Objective
Set down exactly the lines from the one containing "Enumerate this screenshot's" through the end of the records below, both included, and nothing else.

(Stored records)
+++

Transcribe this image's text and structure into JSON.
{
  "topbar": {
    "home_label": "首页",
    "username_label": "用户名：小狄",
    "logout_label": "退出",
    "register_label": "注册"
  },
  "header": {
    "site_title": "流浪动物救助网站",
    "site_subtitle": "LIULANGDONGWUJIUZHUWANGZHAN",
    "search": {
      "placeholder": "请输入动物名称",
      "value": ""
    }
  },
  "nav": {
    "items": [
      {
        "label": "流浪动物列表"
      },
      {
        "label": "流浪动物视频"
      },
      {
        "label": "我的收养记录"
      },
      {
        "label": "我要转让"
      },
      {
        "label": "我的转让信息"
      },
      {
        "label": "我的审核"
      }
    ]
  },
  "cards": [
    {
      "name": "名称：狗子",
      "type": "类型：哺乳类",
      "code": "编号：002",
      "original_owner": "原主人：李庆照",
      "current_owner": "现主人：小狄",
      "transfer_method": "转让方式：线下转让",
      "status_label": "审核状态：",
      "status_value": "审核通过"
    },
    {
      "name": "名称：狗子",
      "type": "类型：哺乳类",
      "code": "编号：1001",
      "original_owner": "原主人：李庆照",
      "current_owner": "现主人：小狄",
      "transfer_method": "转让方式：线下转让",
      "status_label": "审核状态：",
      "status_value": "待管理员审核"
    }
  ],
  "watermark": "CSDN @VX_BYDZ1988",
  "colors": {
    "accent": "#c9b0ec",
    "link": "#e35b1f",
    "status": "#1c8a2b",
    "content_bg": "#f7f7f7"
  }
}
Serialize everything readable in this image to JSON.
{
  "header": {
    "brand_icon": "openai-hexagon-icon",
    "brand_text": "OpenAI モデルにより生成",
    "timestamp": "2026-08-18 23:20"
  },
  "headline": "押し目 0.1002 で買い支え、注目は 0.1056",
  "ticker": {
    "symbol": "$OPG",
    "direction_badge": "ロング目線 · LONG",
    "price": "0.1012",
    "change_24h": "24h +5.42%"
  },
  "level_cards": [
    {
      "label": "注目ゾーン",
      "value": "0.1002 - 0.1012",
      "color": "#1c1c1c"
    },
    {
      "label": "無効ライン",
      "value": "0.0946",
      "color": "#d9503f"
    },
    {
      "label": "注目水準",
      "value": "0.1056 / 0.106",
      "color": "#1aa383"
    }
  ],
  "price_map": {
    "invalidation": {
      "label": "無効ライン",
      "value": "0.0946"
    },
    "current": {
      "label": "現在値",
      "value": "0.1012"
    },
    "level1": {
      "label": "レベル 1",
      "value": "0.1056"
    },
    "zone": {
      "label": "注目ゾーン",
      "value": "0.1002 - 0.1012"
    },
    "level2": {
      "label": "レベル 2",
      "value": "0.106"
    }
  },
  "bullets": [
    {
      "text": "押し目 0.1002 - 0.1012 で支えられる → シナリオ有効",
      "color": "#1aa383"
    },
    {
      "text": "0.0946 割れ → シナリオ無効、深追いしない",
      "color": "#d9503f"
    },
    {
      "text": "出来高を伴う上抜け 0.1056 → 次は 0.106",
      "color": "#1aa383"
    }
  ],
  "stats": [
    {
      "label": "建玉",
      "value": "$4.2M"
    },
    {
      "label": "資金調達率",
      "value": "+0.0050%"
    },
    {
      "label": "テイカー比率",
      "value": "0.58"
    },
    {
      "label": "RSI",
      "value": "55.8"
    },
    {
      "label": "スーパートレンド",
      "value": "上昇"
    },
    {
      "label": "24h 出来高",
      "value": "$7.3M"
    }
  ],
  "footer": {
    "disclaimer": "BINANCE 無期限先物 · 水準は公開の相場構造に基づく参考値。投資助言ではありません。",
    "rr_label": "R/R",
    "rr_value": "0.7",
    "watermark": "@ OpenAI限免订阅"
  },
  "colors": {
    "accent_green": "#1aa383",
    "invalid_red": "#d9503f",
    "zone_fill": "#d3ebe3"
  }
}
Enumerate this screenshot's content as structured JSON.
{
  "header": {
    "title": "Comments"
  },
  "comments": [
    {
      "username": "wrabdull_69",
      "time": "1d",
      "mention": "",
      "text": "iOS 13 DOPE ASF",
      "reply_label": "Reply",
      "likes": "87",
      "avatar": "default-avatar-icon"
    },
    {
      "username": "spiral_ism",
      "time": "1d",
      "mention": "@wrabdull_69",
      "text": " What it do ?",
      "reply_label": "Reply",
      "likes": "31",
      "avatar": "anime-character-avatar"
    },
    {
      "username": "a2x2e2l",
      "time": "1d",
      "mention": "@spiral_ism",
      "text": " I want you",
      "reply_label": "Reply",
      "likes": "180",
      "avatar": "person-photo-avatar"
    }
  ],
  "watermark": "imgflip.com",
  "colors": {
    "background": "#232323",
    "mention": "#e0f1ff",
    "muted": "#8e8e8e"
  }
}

+++

Exercise output
Enumerate this screenshot's content as structured JSON.
{
  "header": {
    "title": "Comments"
  },
  "comments": [
    {
      "username": "wrabdull_69",
      "time": "1d",
      "mention": "",
      "text": "iOS 13 DOPE ASF",
      "reply_label": "Reply",
      "likes": "87",
      "avatar": "default-avatar-icon"
    },
    {
      "username": "spiral_ism",
      "time": "1d",
      "mention": "@wrabdull_69",
      "text": " What it do ?",
      "reply_label": "Reply",
      "likes": "31",
      "avatar": "anime-character-avatar"
    },
    {
      "username": "a2x2e2l",
      "time": "1d",
      "mention": "@spiral_ism",
      "text": " I want you",
      "reply_label": "Reply",
      "likes": "180",
      "avatar": "person-photo-avatar"
    }
  ],
  "watermark": "imgflip.com",
  "colors": {
    "background": "#232323",
    "mention": "#e0f1ff",
    "muted": "#8e8e8e"
  }
}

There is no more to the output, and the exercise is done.